EXERCISE DESCRIPTION:
Find each line with the word "hangereje" and copy it.

[Collected data entries]
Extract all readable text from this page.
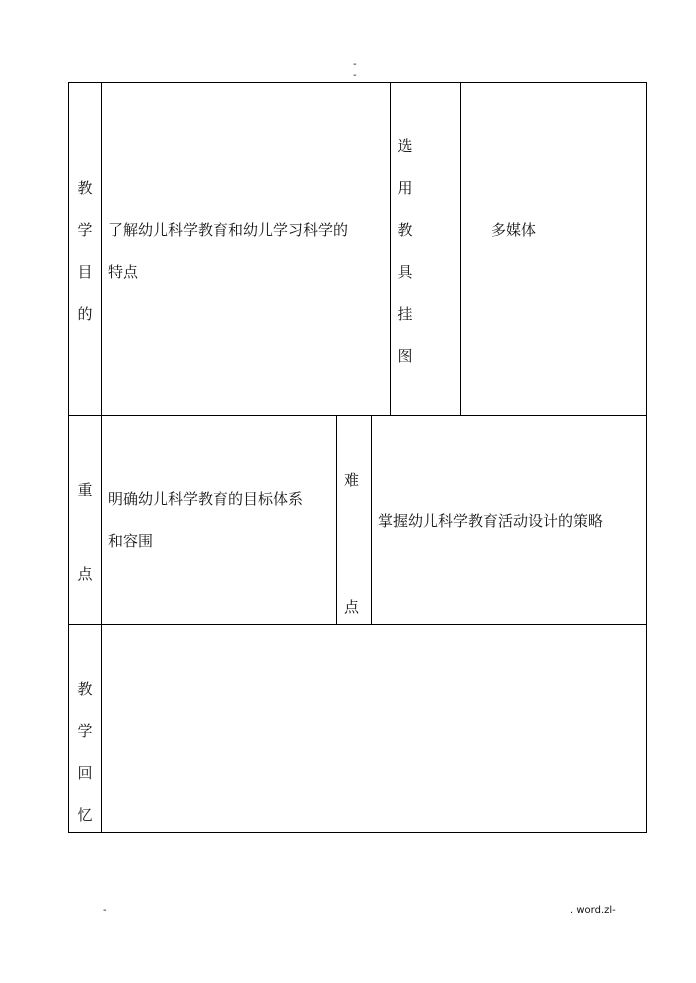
-
-
教
学
目
的
了解幼儿科学教育和幼儿学习科学的
特点
选
用
教
具
挂
图
多媒体
重
点
明确幼儿科学教育的目标体系
和容围
难
点
掌握幼儿科学教育活动设计的策略
教
学
回
忆
-	. word.zl-
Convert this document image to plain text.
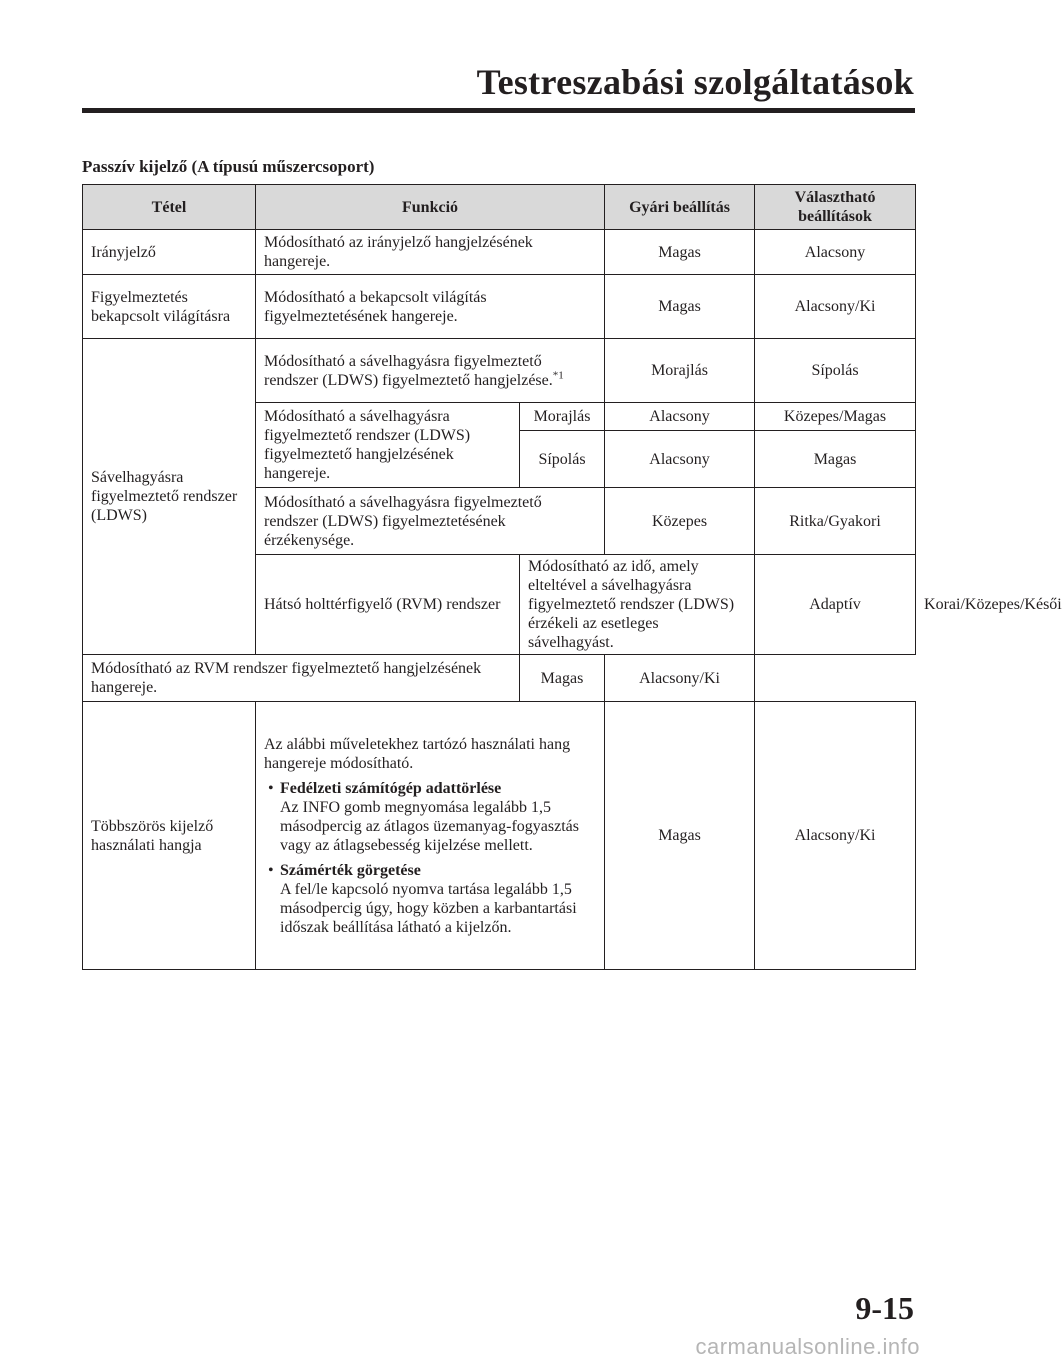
Testreszabási szolgáltatások
Passzív kijelző (A típusú műszercsoport)
Tétel	Funkció		Gyári beállítás	Választható beállítások	
Irányjelző	Módosítható az irányjelző hangjelzésének hangereje.		Magas	Alacsony	
Figyelmeztetés bekapcsolt világításra	Módosítható a bekapcsolt világítás figyelmeztetésének hangereje.		Magas	Alacsony/Ki	
Sávelhagyásra figyelmeztető rendszer (LDWS)	Módosítható a sávelhagyásra figyelmeztető rendszer (LDWS) figyelmeztető hangjelzése.$^{*1}$		Morajlás	Sípolás	
	Módosítható a sávelhagyásra figyelmeztető rendszer (LDWS) figyelmeztető hangjelzésének hangereje.	Morajlás	Alacsony	Közepes/Magas	
		Sípolás	Alacsony	Magas	
	Módosítható a sávelhagyásra figyelmeztető rendszer (LDWS) figyelmeztetésének érzékenysége.		Közepes	Ritka/Gyakori	
	Hátsó holttérfigyelő (RVM) rendszer	Módosítható az idő, amely elteltével a sávelhagyásra figyelmeztető rendszer (LDWS) érzékeli az esetleges sávelhagyást.		Adaptív	Korai/Közepes/Késői
Módosítható az RVM rendszer figyelmeztető hangjelzésének hangereje.		Magas	Alacsony/Ki		
Többszörös kijelző használati hangja	Az alábbi műveletekhez tartózó használati hang hangereje módosítható.
• Fedélzeti számítógép adattörlése
Az INFO gomb megnyomása legalább 1,5 másodpercig az átlagos üzemanyag-fogyasztás vagy az átlagsebesség kijelzése mellett.
• Számérték görgetése
A fel/le kapcsoló nyomva tartása legalább 1,5 másodpercig úgy, hogy közben a karbantartási időszak beállítása látható a kijelzőn.		Magas	Alacsony/Ki	
9-15
carmanualsonline.info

SOLVED PROBLEM:
Irányjelző	Módosítható az irányjelző hangjelzésének hangereje.		Magas	Alacsony	
Figyelmeztetés bekapcsolt világításra	Módosítható a bekapcsolt világítás figyelmeztetésének hangereje.		Magas	Alacsony/Ki	
	Módosítható a sávelhagyásra figyelmeztető rendszer (LDWS) figyelmeztető hangjelzésének hangereje.	Morajlás	Alacsony	Közepes/Magas	
Módosítható az RVM rendszer figyelmeztető hangjelzésének hangereje.		Magas	Alacsony/Ki		
Többszörös kijelző használati hangja	Az alábbi műveletekhez tartózó használati hang hangereje módosítható.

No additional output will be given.